- _OBJECTIVE 1_
Please translate this sentence from the report on Resolution 1325 into Spanish: "We also believe that women should be more formally involved in building the peace process here."
- _OBJECTIVE 2_
Decide whether each statement agrees with the report on Resolution 1325. Answer yes or no, and quote the deciding words.
(a) The Community Foundation for Northern Ireland was founded in 1979.
(b) Inputs to the report came from Northern Ireland, Serbia, India and Georgia.
(c) The Community Foundation for Northern Ireland says the present level of threat is higher than before.
- _OBJECTIVE 3_
Answer from the report on Resolution 1325:
(a) What does India promote as its highest peace and security achievement?
(b) Of the women nominated in 2005 for the Nobel Peace Prize, how many were from India?
(c) Whose progress on the resolution did the Community Foundation for Northern Ireland monitor?
Start TEXT SHOWN
Voices from the Ground: UNSCR 1325 in Countries Familiar with Conflicts

Thursday, October 28, 2010
Author: 
Foundations for Peace
Europe
Asia
Europe
Western Europe
Serbia
Montenegro
Southern Asia

This is a working report on progress of the Resolution 1325 on the ground and is submitted by members of Foundations for Peace network. Inputs came from places familiar with wars and conflicts: Northern Ireland, Serbia, India and Georgia.

The trigger for our survey was the finding that India promotes the UN Women's Battalion as their highest peace and security achievement. The fact that out of 1000 women nominated in 2005 for the Nobel Peace Prize, 91 were from India has been erased from the context. So, what does the resolution tell, to whom and by whom? Is the Resolution militarized? Who is appointed, who is excluded?

The Community Foundation for Northern Ireland (CFNI) came to existence in 1979 during their conflict with the aim to engage in peacebuilding and social justice work, and, alongside other beneficiaries, to support locally based women's groups working in times of conflict on domestic violence, health related issues, family support and advice, human rights and social justice. Their experience represents a clear case of a human security approach implemented in the middle of conflict.

CFNI says: (in relation to progress on UN 1325)

About peace and security concerns: we have communicated with local women's groups, with the Human Rights Commission and with other organizations in Northern Ireland, the UK and the Republic of Ireland that are committed to human rights and social justice.

Currently, we are in a post-conflict situation with a peace agreement in place but progress on delivering the Agreement in full is slow. There is still a level of threat as sporadic violence is ongoing but in comparison to what happened previously, the level of threat is much reduced.

We believe that governments and others should do more to engage with and consult those groups of women who are working on a daily basis in communities directly affected by our conflict. We also believe that women should be more formally involved in building the peace process here. Since our Peace Agreement, women have become almost voiceless in this context yet during the height of the conflict, their role was crucial to helping communities to survive.

We were aware of UN Security Council Resolution 1325 and monitored the progress being made by both the British and Irish Governments in relation to it. However, we expected the consultation in Northern Ireland to include wider and more representative groups of women in formulating the Action Plans. In that sense, we are disappointed with progress as the level of awareness-raising is very low among women most directly affected by conflict.
End TEXT SHOWN
Start DATA LINES
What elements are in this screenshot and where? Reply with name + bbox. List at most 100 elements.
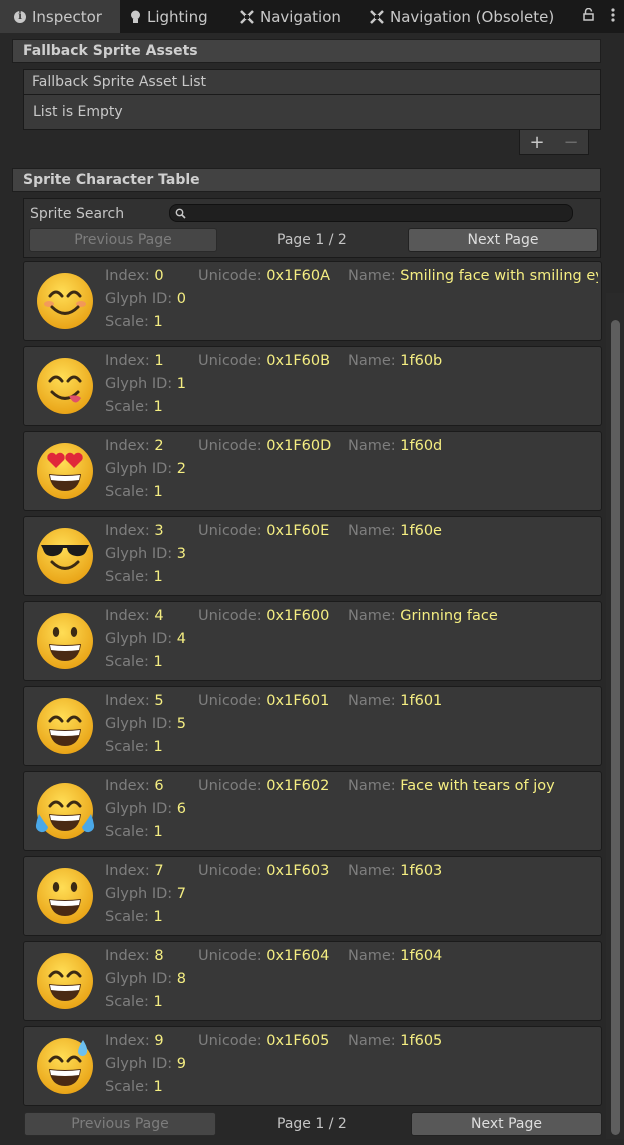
sprite-character-card[interactable]: Index: 0 Glyph ID: 0 Scale: 1 Unicode: 0x1F…	[23, 261, 602, 341]
emoji-grinning-sweat-icon	[35, 1036, 95, 1096]
index-field: Index: 9	[105, 1033, 164, 1049]
name-value: 1f60b	[400, 353, 443, 369]
unicode-value: 0x1F605	[266, 1033, 330, 1049]
glyph-id-field: Glyph ID: 6	[105, 801, 186, 817]
sprite-character-card[interactable]: Index: 7 Glyph ID: 7 Scale: 1 Unicode: 0x1F…	[23, 856, 602, 936]
scale-field: Scale: 1	[105, 314, 163, 330]
previous-page-button[interactable]: Previous Page	[29, 228, 217, 252]
empty-list-text: List is Empty	[33, 104, 123, 120]
sprite-search-input[interactable]	[169, 204, 573, 222]
lock-icon[interactable]	[583, 7, 594, 25]
unicode-field: Unicode: 0x1F600	[198, 608, 329, 624]
next-page-button-bottom[interactable]: Next Page	[411, 1112, 602, 1136]
sprite-character-card[interactable]: Index: 6 Glyph ID: 6 Scale: 1 Unicode: 0x1F…	[23, 771, 602, 851]
scale-label: Scale:	[105, 739, 154, 755]
scale-field: Scale: 1	[105, 484, 163, 500]
sprite-character-card[interactable]: Index: 5 Glyph ID: 5 Scale: 1 Unicode: 0x1F…	[23, 686, 602, 766]
name-value: 1f60d	[400, 438, 443, 454]
scale-field: Scale: 1	[105, 824, 163, 840]
sprite-character-card[interactable]: Index: 8 Glyph ID: 8 Scale: 1 Unicode: 0x1F…	[23, 941, 602, 1021]
kebab-menu-icon[interactable]	[611, 7, 615, 26]
scale-field: Scale: 1	[105, 909, 163, 925]
unicode-label: Unicode:	[198, 778, 267, 794]
tab-label: Inspector	[32, 7, 102, 26]
fallback-list-body: List is Empty	[23, 95, 601, 130]
remove-item-button[interactable]: −	[563, 132, 578, 153]
tab-lighting[interactable]: Lighting	[130, 0, 208, 33]
glyph-id-field: Glyph ID: 9	[105, 1056, 186, 1072]
glyph-id-value: 3	[176, 546, 187, 562]
scale-field: Scale: 1	[105, 739, 163, 755]
glyph-id-value: 1	[176, 376, 187, 392]
unicode-value: 0x1F60D	[266, 438, 332, 454]
name-field: Name: Smiling face with smiling eyes	[348, 268, 598, 284]
sprite-character-card[interactable]: Index: 9 Glyph ID: 9 Scale: 1 Unicode: 0x1F…	[23, 1026, 602, 1106]
index-label: Index:	[105, 693, 155, 709]
tab-inspector[interactable]: i Inspector	[0, 0, 120, 33]
name-field: Name: Grinning face	[348, 608, 598, 624]
tab-navigation[interactable]: Navigation	[240, 0, 341, 33]
tab-label: Lighting	[147, 7, 208, 26]
inspector-content: Fallback Sprite Assets Fallback Sprite A…	[0, 33, 624, 1145]
unicode-label: Unicode:	[198, 438, 267, 454]
tab-navigation-obsolete[interactable]: Navigation (Obsolete)	[370, 0, 554, 33]
scale-label: Scale:	[105, 909, 154, 925]
name-label: Name:	[348, 693, 401, 709]
glyph-id-field: Glyph ID: 4	[105, 631, 186, 647]
unicode-value: 0x1F60E	[266, 523, 330, 539]
scale-label: Scale:	[105, 654, 154, 670]
scale-value: 1	[153, 739, 163, 755]
sprite-character-card[interactable]: Index: 3 Glyph ID: 3 Scale: 1 Unicode: 0x1F…	[23, 516, 602, 596]
sprite-character-card[interactable]: Index: 4 Glyph ID: 4 Scale: 1 Unicode: 0x1F…	[23, 601, 602, 681]
tab-bar: i Inspector Lighting Navigation Navigati…	[0, 0, 624, 33]
next-page-button[interactable]: Next Page	[408, 228, 598, 252]
scale-field: Scale: 1	[105, 994, 163, 1010]
search-icon	[175, 207, 186, 223]
name-label: Name:	[348, 1033, 401, 1049]
list-footer: + −	[519, 130, 589, 155]
index-field: Index: 0	[105, 268, 164, 284]
fallback-section-header[interactable]: Fallback Sprite Assets	[12, 39, 601, 63]
name-label: Name:	[348, 948, 401, 964]
sprite-character-card[interactable]: Index: 2 Glyph ID: 2 Scale: 1 Unicode: 0x1F…	[23, 431, 602, 511]
glyph-id-label: Glyph ID:	[105, 886, 177, 902]
scale-value: 1	[153, 654, 163, 670]
page-indicator: Page 1 / 2	[277, 232, 347, 248]
scrollbar-thumb[interactable]	[611, 320, 620, 1135]
sprite-table-section-header[interactable]: Sprite Character Table	[12, 168, 601, 192]
glyph-id-label: Glyph ID:	[105, 716, 177, 732]
emoji-grinning-smiling-eyes-icon	[35, 951, 95, 1011]
glyph-id-value: 9	[176, 1056, 187, 1072]
glyph-id-value: 8	[176, 971, 187, 987]
name-field: Name: Face with tears of joy	[348, 778, 598, 794]
emoji-heart-eyes-icon	[35, 441, 95, 501]
unicode-label: Unicode:	[198, 1033, 267, 1049]
unicode-label: Unicode:	[198, 608, 267, 624]
unicode-field: Unicode: 0x1F60E	[198, 523, 329, 539]
previous-page-button-bottom[interactable]: Previous Page	[24, 1112, 216, 1136]
index-value: 3	[154, 523, 164, 539]
scale-label: Scale:	[105, 314, 154, 330]
fallback-list-header[interactable]: Fallback Sprite Asset List	[23, 69, 601, 95]
name-value: 1f601	[400, 693, 443, 709]
index-field: Index: 6	[105, 778, 164, 794]
scale-field: Scale: 1	[105, 399, 163, 415]
unicode-label: Unicode:	[198, 693, 267, 709]
name-field: Name: 1f603	[348, 863, 598, 879]
name-field: Name: 1f604	[348, 948, 598, 964]
sprite-character-card[interactable]: Index: 1 Glyph ID: 1 Scale: 1 Unicode: 0x1F…	[23, 346, 602, 426]
index-label: Index:	[105, 353, 155, 369]
index-value: 6	[154, 778, 164, 794]
glyph-id-value: 0	[176, 291, 187, 307]
name-value: Face with tears of joy	[400, 778, 555, 794]
index-label: Index:	[105, 523, 155, 539]
add-item-button[interactable]: +	[529, 132, 544, 153]
name-label: Name:	[348, 608, 401, 624]
index-value: 1	[154, 353, 164, 369]
name-label: Name:	[348, 523, 401, 539]
emoji-beaming-icon	[35, 696, 95, 756]
scale-field: Scale: 1	[105, 569, 163, 585]
name-field: Name: 1f60e	[348, 523, 598, 539]
scale-value: 1	[153, 909, 163, 925]
section-title: Fallback Sprite Assets	[23, 43, 198, 59]
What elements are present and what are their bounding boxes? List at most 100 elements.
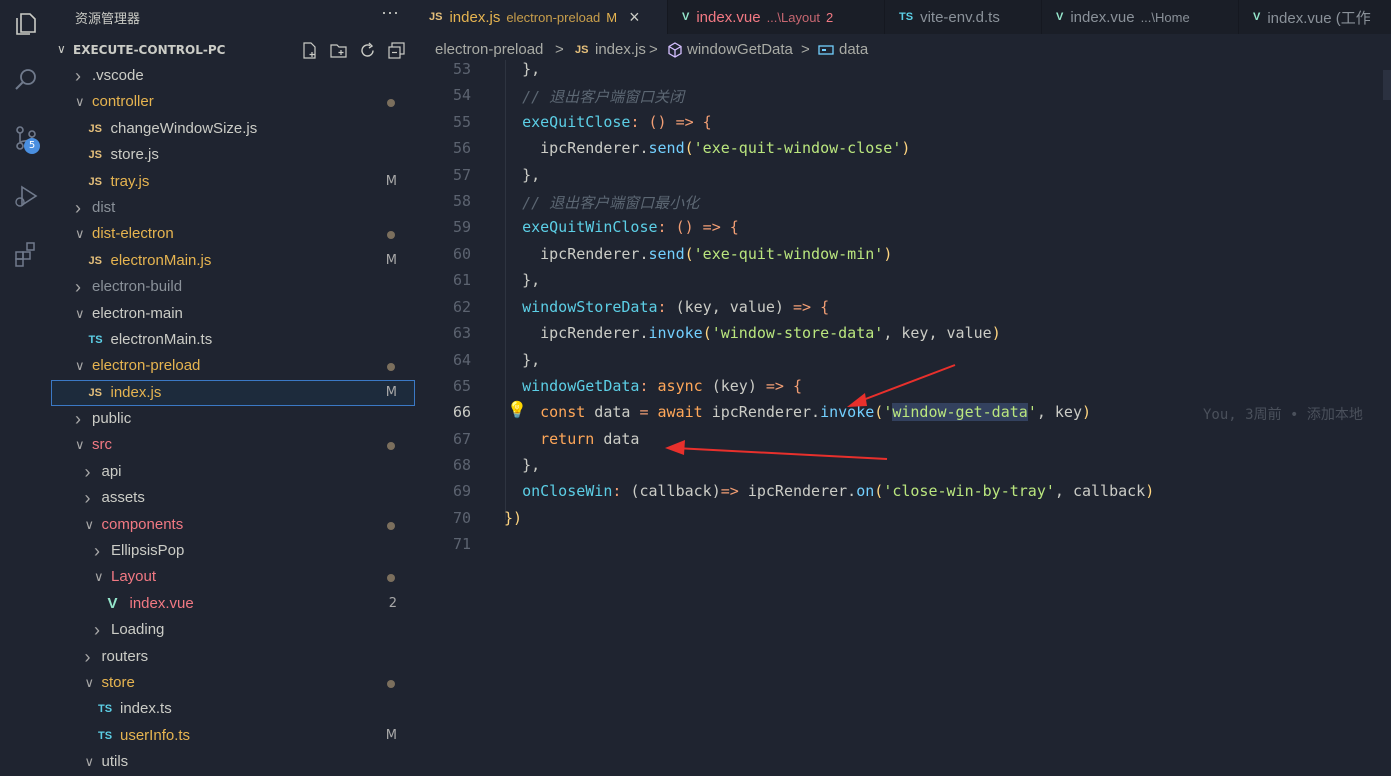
End DATA LINES
- _WRITTEN SOLUTION 1_
También creemos que las mujeres deberían participar de manera más formal en la construcción del proceso de paz aquí.

- _WRITTEN SOLUTION 2_
(a) Yes: "came to existence in 1979"
(b) Yes: "Inputs came from places familiar with wars and conflicts: Northern Ireland, Serbia, India and Georgia."
(c) No: "in comparison to what happened previously, the level of threat is much reduced."

- _WRITTEN SOLUTION 3_
(a) The UN Women's Battalion
(b) 91
(c) The British and Irish Governments